## DESCRIPTION OF THE TASK:
Output all the entries word for word. Omit the pictures.

=== MATERIAL FOR THE TASK ===

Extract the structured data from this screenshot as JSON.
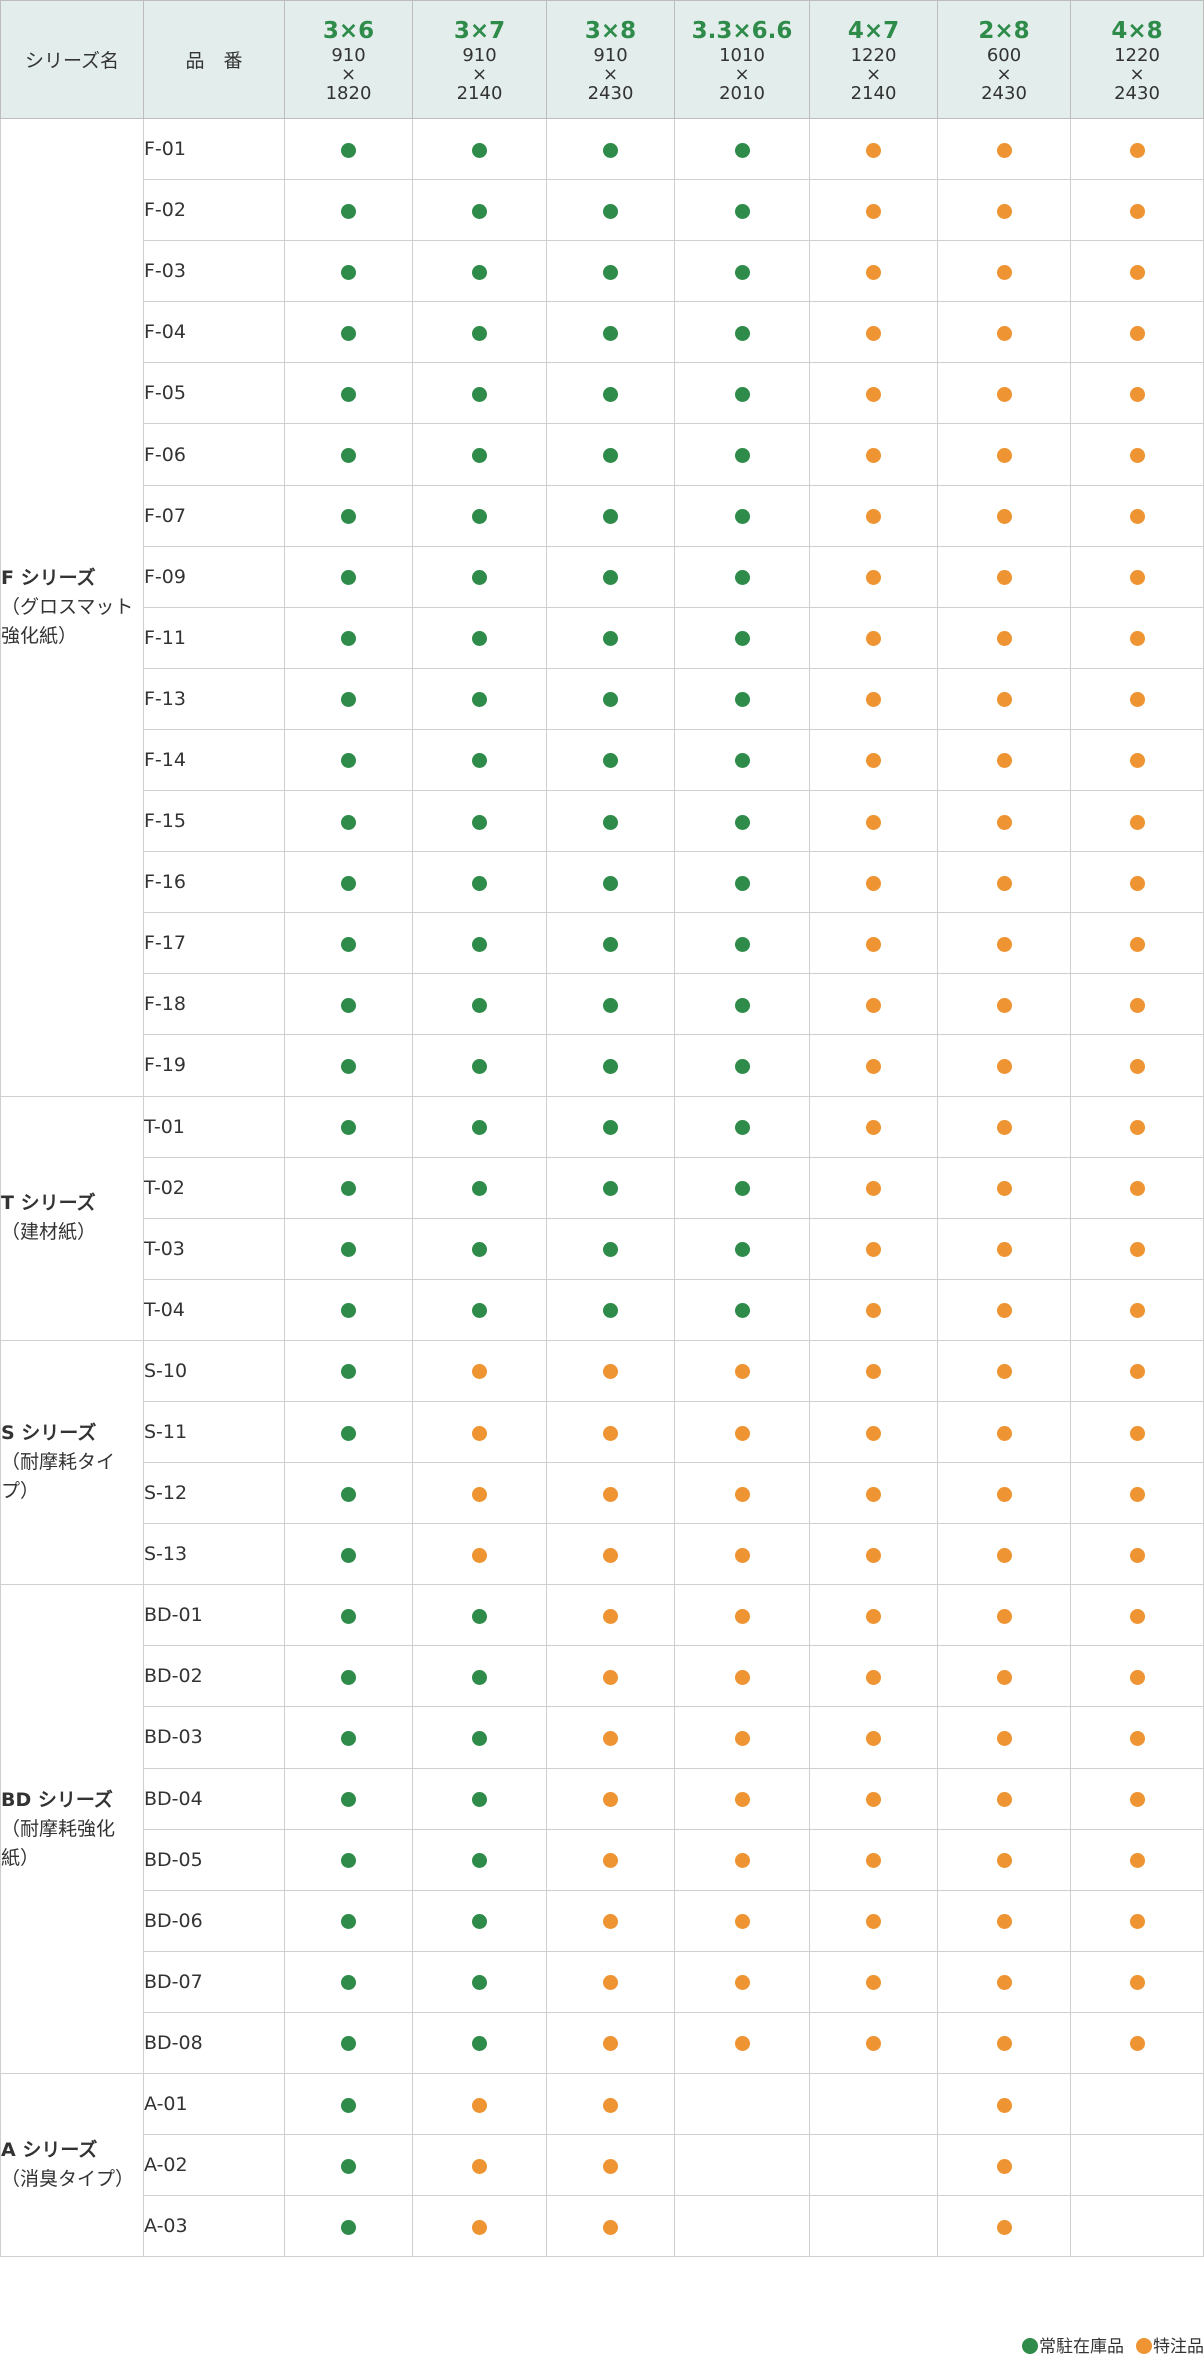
{
  "colors": {
    "stock": "#2e8b4a",
    "special": "#ee9433",
    "header_bg": "#e3eeec",
    "size_text": "#2e8b4a"
  },
  "header": {
    "series_label": "シリーズ名",
    "code_label": "品　番",
    "sizes": [
      {
        "main": "3×6",
        "w": "910",
        "x": "×",
        "h": "1820"
      },
      {
        "main": "3×7",
        "w": "910",
        "x": "×",
        "h": "2140"
      },
      {
        "main": "3×8",
        "w": "910",
        "x": "×",
        "h": "2430"
      },
      {
        "main": "3.3×6.6",
        "w": "1010",
        "x": "×",
        "h": "2010"
      },
      {
        "main": "4×7",
        "w": "1220",
        "x": "×",
        "h": "2140"
      },
      {
        "main": "2×8",
        "w": "600",
        "x": "×",
        "h": "2430"
      },
      {
        "main": "4×8",
        "w": "1220",
        "x": "×",
        "h": "2430"
      }
    ]
  },
  "groups": [
    {
      "name": "F シリーズ",
      "desc": [
        "（グロスマット",
        "強化紙）"
      ],
      "rows": [
        {
          "code": "F-01",
          "marks": [
            "s",
            "s",
            "s",
            "s",
            "o",
            "o",
            "o"
          ]
        },
        {
          "code": "F-02",
          "marks": [
            "s",
            "s",
            "s",
            "s",
            "o",
            "o",
            "o"
          ]
        },
        {
          "code": "F-03",
          "marks": [
            "s",
            "s",
            "s",
            "s",
            "o",
            "o",
            "o"
          ]
        },
        {
          "code": "F-04",
          "marks": [
            "s",
            "s",
            "s",
            "s",
            "o",
            "o",
            "o"
          ]
        },
        {
          "code": "F-05",
          "marks": [
            "s",
            "s",
            "s",
            "s",
            "o",
            "o",
            "o"
          ]
        },
        {
          "code": "F-06",
          "marks": [
            "s",
            "s",
            "s",
            "s",
            "o",
            "o",
            "o"
          ]
        },
        {
          "code": "F-07",
          "marks": [
            "s",
            "s",
            "s",
            "s",
            "o",
            "o",
            "o"
          ]
        },
        {
          "code": "F-09",
          "marks": [
            "s",
            "s",
            "s",
            "s",
            "o",
            "o",
            "o"
          ]
        },
        {
          "code": "F-11",
          "marks": [
            "s",
            "s",
            "s",
            "s",
            "o",
            "o",
            "o"
          ]
        },
        {
          "code": "F-13",
          "marks": [
            "s",
            "s",
            "s",
            "s",
            "o",
            "o",
            "o"
          ]
        },
        {
          "code": "F-14",
          "marks": [
            "s",
            "s",
            "s",
            "s",
            "o",
            "o",
            "o"
          ]
        },
        {
          "code": "F-15",
          "marks": [
            "s",
            "s",
            "s",
            "s",
            "o",
            "o",
            "o"
          ]
        },
        {
          "code": "F-16",
          "marks": [
            "s",
            "s",
            "s",
            "s",
            "o",
            "o",
            "o"
          ]
        },
        {
          "code": "F-17",
          "marks": [
            "s",
            "s",
            "s",
            "s",
            "o",
            "o",
            "o"
          ]
        },
        {
          "code": "F-18",
          "marks": [
            "s",
            "s",
            "s",
            "s",
            "o",
            "o",
            "o"
          ]
        },
        {
          "code": "F-19",
          "marks": [
            "s",
            "s",
            "s",
            "s",
            "o",
            "o",
            "o"
          ]
        }
      ]
    },
    {
      "name": "T シリーズ",
      "desc": [
        "（建材紙）"
      ],
      "rows": [
        {
          "code": "T-01",
          "marks": [
            "s",
            "s",
            "s",
            "s",
            "o",
            "o",
            "o"
          ]
        },
        {
          "code": "T-02",
          "marks": [
            "s",
            "s",
            "s",
            "s",
            "o",
            "o",
            "o"
          ]
        },
        {
          "code": "T-03",
          "marks": [
            "s",
            "s",
            "s",
            "s",
            "o",
            "o",
            "o"
          ]
        },
        {
          "code": "T-04",
          "marks": [
            "s",
            "s",
            "s",
            "s",
            "o",
            "o",
            "o"
          ]
        }
      ]
    },
    {
      "name": "S シリーズ",
      "desc": [
        "（耐摩耗タイプ）"
      ],
      "rows": [
        {
          "code": "S-10",
          "marks": [
            "s",
            "o",
            "o",
            "o",
            "o",
            "o",
            "o"
          ]
        },
        {
          "code": "S-11",
          "marks": [
            "s",
            "o",
            "o",
            "o",
            "o",
            "o",
            "o"
          ]
        },
        {
          "code": "S-12",
          "marks": [
            "s",
            "o",
            "o",
            "o",
            "o",
            "o",
            "o"
          ]
        },
        {
          "code": "S-13",
          "marks": [
            "s",
            "o",
            "o",
            "o",
            "o",
            "o",
            "o"
          ]
        }
      ]
    },
    {
      "name": "BD シリーズ",
      "desc": [
        "（耐摩耗強化紙）"
      ],
      "rows": [
        {
          "code": "BD-01",
          "marks": [
            "s",
            "s",
            "o",
            "o",
            "o",
            "o",
            "o"
          ]
        },
        {
          "code": "BD-02",
          "marks": [
            "s",
            "s",
            "o",
            "o",
            "o",
            "o",
            "o"
          ]
        },
        {
          "code": "BD-03",
          "marks": [
            "s",
            "s",
            "o",
            "o",
            "o",
            "o",
            "o"
          ]
        },
        {
          "code": "BD-04",
          "marks": [
            "s",
            "s",
            "o",
            "o",
            "o",
            "o",
            "o"
          ]
        },
        {
          "code": "BD-05",
          "marks": [
            "s",
            "s",
            "o",
            "o",
            "o",
            "o",
            "o"
          ]
        },
        {
          "code": "BD-06",
          "marks": [
            "s",
            "s",
            "o",
            "o",
            "o",
            "o",
            "o"
          ]
        },
        {
          "code": "BD-07",
          "marks": [
            "s",
            "s",
            "o",
            "o",
            "o",
            "o",
            "o"
          ]
        },
        {
          "code": "BD-08",
          "marks": [
            "s",
            "s",
            "o",
            "o",
            "o",
            "o",
            "o"
          ]
        }
      ]
    },
    {
      "name": "A シリーズ",
      "desc": [
        "（消臭タイプ）"
      ],
      "rows": [
        {
          "code": "A-01",
          "marks": [
            "s",
            "o",
            "o",
            "",
            "",
            "o",
            ""
          ]
        },
        {
          "code": "A-02",
          "marks": [
            "s",
            "o",
            "o",
            "",
            "",
            "o",
            ""
          ]
        },
        {
          "code": "A-03",
          "marks": [
            "s",
            "o",
            "o",
            "",
            "",
            "o",
            ""
          ]
        }
      ]
    }
  ],
  "legend": {
    "stock_label": "常駐在庫品",
    "special_label": "特注品"
  }
}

===

## TASK ANSWER:
Extract the structured data from this screenshot as JSON.
{
  "colors": {
    "stock": "#2e8b4a",
    "special": "#ee9433",
    "header_bg": "#e3eeec",
    "size_text": "#2e8b4a"
  },
  "header": {
    "series_label": "シリーズ名",
    "code_label": "品　番",
    "sizes": [
      {
        "main": "3×6",
        "w": "910",
        "x": "×",
        "h": "1820"
      },
      {
        "main": "3×7",
        "w": "910",
        "x": "×",
        "h": "2140"
      },
      {
        "main": "3×8",
        "w": "910",
        "x": "×",
        "h": "2430"
      },
      {
        "main": "3.3×6.6",
        "w": "1010",
        "x": "×",
        "h": "2010"
      },
      {
        "main": "4×7",
        "w": "1220",
        "x": "×",
        "h": "2140"
      },
      {
        "main": "2×8",
        "w": "600",
        "x": "×",
        "h": "2430"
      },
      {
        "main": "4×8",
        "w": "1220",
        "x": "×",
        "h": "2430"
      }
    ]
  },
  "groups": [
    {
      "name": "F シリーズ",
      "desc": [
        "（グロスマット",
        "強化紙）"
      ],
      "rows": [
        {
          "code": "F-01",
          "marks": [
            "s",
            "s",
            "s",
            "s",
            "o",
            "o",
            "o"
          ]
        },
        {
          "code": "F-02",
          "marks": [
            "s",
            "s",
            "s",
            "s",
            "o",
            "o",
            "o"
          ]
        },
        {
          "code": "F-03",
          "marks": [
            "s",
            "s",
            "s",
            "s",
            "o",
            "o",
            "o"
          ]
        },
        {
          "code": "F-04",
          "marks": [
            "s",
            "s",
            "s",
            "s",
            "o",
            "o",
            "o"
          ]
        },
        {
          "code": "F-05",
          "marks": [
            "s",
            "s",
            "s",
            "s",
            "o",
            "o",
            "o"
          ]
        },
        {
          "code": "F-06",
          "marks": [
            "s",
            "s",
            "s",
            "s",
            "o",
            "o",
            "o"
          ]
        },
        {
          "code": "F-07",
          "marks": [
            "s",
            "s",
            "s",
            "s",
            "o",
            "o",
            "o"
          ]
        },
        {
          "code": "F-09",
          "marks": [
            "s",
            "s",
            "s",
            "s",
            "o",
            "o",
            "o"
          ]
        },
        {
          "code": "F-11",
          "marks": [
            "s",
            "s",
            "s",
            "s",
            "o",
            "o",
            "o"
          ]
        },
        {
          "code": "F-13",
          "marks": [
            "s",
            "s",
            "s",
            "s",
            "o",
            "o",
            "o"
          ]
        },
        {
          "code": "F-14",
          "marks": [
            "s",
            "s",
            "s",
            "s",
            "o",
            "o",
            "o"
          ]
        },
        {
          "code": "F-15",
          "marks": [
            "s",
            "s",
            "s",
            "s",
            "o",
            "o",
            "o"
          ]
        },
        {
          "code": "F-16",
          "marks": [
            "s",
            "s",
            "s",
            "s",
            "o",
            "o",
            "o"
          ]
        },
        {
          "code": "F-17",
          "marks": [
            "s",
            "s",
            "s",
            "s",
            "o",
            "o",
            "o"
          ]
        },
        {
          "code": "F-18",
          "marks": [
            "s",
            "s",
            "s",
            "s",
            "o",
            "o",
            "o"
          ]
        },
        {
          "code": "F-19",
          "marks": [
            "s",
            "s",
            "s",
            "s",
            "o",
            "o",
            "o"
          ]
        }
      ]
    },
    {
      "name": "T シリーズ",
      "desc": [
        "（建材紙）"
      ],
      "rows": [
        {
          "code": "T-01",
          "marks": [
            "s",
            "s",
            "s",
            "s",
            "o",
            "o",
            "o"
          ]
        },
        {
          "code": "T-02",
          "marks": [
            "s",
            "s",
            "s",
            "s",
            "o",
            "o",
            "o"
          ]
        },
        {
          "code": "T-03",
          "marks": [
            "s",
            "s",
            "s",
            "s",
            "o",
            "o",
            "o"
          ]
        },
        {
          "code": "T-04",
          "marks": [
            "s",
            "s",
            "s",
            "s",
            "o",
            "o",
            "o"
          ]
        }
      ]
    },
    {
      "name": "S シリーズ",
      "desc": [
        "（耐摩耗タイプ）"
      ],
      "rows": [
        {
          "code": "S-10",
          "marks": [
            "s",
            "o",
            "o",
            "o",
            "o",
            "o",
            "o"
          ]
        },
        {
          "code": "S-11",
          "marks": [
            "s",
            "o",
            "o",
            "o",
            "o",
            "o",
            "o"
          ]
        },
        {
          "code": "S-12",
          "marks": [
            "s",
            "o",
            "o",
            "o",
            "o",
            "o",
            "o"
          ]
        },
        {
          "code": "S-13",
          "marks": [
            "s",
            "o",
            "o",
            "o",
            "o",
            "o",
            "o"
          ]
        }
      ]
    },
    {
      "name": "BD シリーズ",
      "desc": [
        "（耐摩耗強化紙）"
      ],
      "rows": [
        {
          "code": "BD-01",
          "marks": [
            "s",
            "s",
            "o",
            "o",
            "o",
            "o",
            "o"
          ]
        },
        {
          "code": "BD-02",
          "marks": [
            "s",
            "s",
            "o",
            "o",
            "o",
            "o",
            "o"
          ]
        },
        {
          "code": "BD-03",
          "marks": [
            "s",
            "s",
            "o",
            "o",
            "o",
            "o",
            "o"
          ]
        },
        {
          "code": "BD-04",
          "marks": [
            "s",
            "s",
            "o",
            "o",
            "o",
            "o",
            "o"
          ]
        },
        {
          "code": "BD-05",
          "marks": [
            "s",
            "s",
            "o",
            "o",
            "o",
            "o",
            "o"
          ]
        },
        {
          "code": "BD-06",
          "marks": [
            "s",
            "s",
            "o",
            "o",
            "o",
            "o",
            "o"
          ]
        },
        {
          "code": "BD-07",
          "marks": [
            "s",
            "s",
            "o",
            "o",
            "o",
            "o",
            "o"
          ]
        },
        {
          "code": "BD-08",
          "marks": [
            "s",
            "s",
            "o",
            "o",
            "o",
            "o",
            "o"
          ]
        }
      ]
    },
    {
      "name": "A シリーズ",
      "desc": [
        "（消臭タイプ）"
      ],
      "rows": [
        {
          "code": "A-01",
          "marks": [
            "s",
            "o",
            "o",
            "",
            "",
            "o",
            ""
          ]
        },
        {
          "code": "A-02",
          "marks": [
            "s",
            "o",
            "o",
            "",
            "",
            "o",
            ""
          ]
        },
        {
          "code": "A-03",
          "marks": [
            "s",
            "o",
            "o",
            "",
            "",
            "o",
            ""
          ]
        }
      ]
    }
  ],
  "legend": {
    "stock_label": "常駐在庫品",
    "special_label": "特注品"
  }
}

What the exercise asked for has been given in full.